# Given problem
For each line in the data below that holds "content", return a copy.

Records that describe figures
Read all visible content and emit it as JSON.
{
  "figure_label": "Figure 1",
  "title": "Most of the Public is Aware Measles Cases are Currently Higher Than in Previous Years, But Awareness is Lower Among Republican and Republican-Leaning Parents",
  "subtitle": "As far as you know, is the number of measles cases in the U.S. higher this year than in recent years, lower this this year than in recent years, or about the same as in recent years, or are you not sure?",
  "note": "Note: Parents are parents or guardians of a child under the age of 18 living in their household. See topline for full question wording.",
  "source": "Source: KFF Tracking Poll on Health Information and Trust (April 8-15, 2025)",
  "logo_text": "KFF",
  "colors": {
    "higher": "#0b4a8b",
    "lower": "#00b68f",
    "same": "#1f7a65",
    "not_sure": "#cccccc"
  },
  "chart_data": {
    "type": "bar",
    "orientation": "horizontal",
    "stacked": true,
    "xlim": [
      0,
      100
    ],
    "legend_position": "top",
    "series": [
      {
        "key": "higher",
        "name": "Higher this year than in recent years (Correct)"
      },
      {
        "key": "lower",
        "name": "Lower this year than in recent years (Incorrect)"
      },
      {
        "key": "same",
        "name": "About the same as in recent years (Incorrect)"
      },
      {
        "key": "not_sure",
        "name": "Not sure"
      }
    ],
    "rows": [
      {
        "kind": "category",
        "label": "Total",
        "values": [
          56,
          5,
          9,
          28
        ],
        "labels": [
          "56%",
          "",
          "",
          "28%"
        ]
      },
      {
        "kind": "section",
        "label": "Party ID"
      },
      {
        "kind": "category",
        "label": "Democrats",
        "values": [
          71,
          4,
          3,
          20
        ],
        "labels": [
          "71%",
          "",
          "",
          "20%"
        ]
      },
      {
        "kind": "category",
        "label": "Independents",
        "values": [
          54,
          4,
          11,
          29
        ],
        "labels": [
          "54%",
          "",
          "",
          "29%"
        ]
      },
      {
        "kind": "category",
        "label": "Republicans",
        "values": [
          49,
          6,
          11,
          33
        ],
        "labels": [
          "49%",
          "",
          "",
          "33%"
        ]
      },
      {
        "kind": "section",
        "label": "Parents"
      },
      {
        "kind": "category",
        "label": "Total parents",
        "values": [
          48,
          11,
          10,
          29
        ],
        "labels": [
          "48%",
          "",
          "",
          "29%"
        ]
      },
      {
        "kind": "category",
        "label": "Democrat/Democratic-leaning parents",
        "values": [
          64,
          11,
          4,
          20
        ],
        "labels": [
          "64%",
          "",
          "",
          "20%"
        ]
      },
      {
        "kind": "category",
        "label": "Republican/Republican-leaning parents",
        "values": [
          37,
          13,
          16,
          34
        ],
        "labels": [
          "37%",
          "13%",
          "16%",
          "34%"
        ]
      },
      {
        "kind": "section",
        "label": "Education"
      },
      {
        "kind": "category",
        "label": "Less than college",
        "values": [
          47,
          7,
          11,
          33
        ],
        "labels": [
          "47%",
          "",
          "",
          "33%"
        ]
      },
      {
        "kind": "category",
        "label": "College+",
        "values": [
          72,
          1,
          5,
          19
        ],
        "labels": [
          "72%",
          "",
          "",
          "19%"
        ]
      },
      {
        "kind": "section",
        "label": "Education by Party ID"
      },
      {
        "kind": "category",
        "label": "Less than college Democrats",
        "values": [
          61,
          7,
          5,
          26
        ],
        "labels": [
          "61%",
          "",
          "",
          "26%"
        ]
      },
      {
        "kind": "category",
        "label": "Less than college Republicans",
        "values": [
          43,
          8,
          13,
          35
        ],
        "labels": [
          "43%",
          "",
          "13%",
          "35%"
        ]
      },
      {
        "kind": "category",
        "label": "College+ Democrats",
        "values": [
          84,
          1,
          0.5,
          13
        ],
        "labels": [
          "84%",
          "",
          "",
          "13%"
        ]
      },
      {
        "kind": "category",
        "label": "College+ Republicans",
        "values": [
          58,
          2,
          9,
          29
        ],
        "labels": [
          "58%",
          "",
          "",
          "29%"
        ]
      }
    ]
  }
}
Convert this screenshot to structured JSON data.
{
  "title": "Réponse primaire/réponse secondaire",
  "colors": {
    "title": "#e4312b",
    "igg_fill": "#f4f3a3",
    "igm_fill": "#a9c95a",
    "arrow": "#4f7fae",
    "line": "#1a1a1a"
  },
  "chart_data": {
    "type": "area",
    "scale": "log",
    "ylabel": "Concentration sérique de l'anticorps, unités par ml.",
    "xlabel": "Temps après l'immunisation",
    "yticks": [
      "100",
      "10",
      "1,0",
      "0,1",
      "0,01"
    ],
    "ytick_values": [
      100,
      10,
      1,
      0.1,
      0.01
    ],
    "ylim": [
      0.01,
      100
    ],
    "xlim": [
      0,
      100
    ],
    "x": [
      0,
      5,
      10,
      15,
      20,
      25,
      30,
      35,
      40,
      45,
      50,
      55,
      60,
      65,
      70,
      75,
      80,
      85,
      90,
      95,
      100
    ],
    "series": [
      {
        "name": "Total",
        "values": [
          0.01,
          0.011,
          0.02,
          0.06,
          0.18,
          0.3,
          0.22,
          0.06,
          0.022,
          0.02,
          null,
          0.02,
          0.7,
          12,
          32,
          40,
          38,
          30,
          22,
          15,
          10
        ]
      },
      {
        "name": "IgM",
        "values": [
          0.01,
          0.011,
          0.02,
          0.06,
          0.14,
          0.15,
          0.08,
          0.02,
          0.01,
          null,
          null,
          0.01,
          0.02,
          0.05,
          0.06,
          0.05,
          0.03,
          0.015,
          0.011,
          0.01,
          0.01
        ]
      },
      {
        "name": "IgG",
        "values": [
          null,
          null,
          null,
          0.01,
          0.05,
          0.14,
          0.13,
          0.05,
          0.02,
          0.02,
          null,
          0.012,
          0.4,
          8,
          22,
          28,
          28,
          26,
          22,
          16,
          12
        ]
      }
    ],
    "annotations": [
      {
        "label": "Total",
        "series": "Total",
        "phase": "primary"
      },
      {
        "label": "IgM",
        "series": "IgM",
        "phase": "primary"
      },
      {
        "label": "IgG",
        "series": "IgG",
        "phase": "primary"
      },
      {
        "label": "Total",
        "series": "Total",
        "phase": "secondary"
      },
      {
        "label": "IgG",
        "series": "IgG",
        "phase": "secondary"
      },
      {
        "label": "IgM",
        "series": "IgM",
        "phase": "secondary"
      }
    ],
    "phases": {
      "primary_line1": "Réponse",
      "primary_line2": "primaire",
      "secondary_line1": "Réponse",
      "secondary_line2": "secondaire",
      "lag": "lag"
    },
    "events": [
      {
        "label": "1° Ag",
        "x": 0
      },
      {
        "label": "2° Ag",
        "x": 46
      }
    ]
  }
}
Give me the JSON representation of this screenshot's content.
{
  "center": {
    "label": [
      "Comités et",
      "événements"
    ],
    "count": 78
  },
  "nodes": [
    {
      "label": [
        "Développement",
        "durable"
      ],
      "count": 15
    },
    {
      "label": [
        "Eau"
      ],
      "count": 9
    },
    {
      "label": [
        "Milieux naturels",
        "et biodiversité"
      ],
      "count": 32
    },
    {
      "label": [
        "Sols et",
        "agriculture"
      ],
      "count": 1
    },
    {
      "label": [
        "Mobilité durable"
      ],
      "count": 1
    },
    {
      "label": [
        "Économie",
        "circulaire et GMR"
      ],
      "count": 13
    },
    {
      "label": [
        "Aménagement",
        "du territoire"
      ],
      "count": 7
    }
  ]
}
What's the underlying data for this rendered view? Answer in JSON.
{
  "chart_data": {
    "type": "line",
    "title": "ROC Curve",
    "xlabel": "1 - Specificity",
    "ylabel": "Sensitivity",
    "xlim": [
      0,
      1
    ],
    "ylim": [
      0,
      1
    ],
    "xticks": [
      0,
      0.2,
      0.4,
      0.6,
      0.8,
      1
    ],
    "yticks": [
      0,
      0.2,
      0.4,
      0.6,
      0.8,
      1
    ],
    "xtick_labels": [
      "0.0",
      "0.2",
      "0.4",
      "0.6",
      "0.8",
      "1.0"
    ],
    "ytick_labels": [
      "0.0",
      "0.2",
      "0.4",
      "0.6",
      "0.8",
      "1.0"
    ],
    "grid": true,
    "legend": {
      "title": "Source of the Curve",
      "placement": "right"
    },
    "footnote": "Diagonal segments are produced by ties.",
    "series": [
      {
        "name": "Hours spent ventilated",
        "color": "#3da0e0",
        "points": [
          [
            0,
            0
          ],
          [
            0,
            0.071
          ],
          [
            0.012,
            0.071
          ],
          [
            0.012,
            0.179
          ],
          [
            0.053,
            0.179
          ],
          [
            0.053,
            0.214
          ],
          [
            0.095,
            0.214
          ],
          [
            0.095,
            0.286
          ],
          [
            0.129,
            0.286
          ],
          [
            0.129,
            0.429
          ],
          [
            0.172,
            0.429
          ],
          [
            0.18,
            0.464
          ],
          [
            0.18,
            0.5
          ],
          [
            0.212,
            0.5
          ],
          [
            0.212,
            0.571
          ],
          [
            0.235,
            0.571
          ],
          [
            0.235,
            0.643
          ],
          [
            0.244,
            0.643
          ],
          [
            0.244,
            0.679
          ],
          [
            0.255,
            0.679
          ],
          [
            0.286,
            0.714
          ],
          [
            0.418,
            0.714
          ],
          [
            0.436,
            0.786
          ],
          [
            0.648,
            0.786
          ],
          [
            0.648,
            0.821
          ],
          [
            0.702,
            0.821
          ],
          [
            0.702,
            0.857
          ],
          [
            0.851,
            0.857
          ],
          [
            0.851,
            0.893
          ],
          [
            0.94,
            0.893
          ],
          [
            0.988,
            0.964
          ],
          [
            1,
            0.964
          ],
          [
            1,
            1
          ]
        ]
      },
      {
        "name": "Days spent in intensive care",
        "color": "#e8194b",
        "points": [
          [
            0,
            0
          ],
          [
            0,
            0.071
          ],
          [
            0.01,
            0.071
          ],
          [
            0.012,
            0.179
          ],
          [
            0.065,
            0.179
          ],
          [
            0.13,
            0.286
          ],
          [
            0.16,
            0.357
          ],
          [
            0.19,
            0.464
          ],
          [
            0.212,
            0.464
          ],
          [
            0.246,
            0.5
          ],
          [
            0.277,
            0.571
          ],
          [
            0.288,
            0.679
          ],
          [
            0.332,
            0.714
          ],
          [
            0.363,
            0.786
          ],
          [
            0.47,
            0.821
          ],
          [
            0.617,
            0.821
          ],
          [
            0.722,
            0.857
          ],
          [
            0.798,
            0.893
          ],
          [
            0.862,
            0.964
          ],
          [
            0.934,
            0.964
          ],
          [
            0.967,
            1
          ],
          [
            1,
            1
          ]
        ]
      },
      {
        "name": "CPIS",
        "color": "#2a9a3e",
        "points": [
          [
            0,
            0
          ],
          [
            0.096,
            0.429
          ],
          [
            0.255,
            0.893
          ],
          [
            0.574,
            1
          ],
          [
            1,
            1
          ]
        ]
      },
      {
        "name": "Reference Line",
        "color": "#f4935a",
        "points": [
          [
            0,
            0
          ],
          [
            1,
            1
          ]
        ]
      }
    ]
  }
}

# Finished answer
Read all visible content and emit it as JSON.
Give me the JSON representation of this screenshot's content.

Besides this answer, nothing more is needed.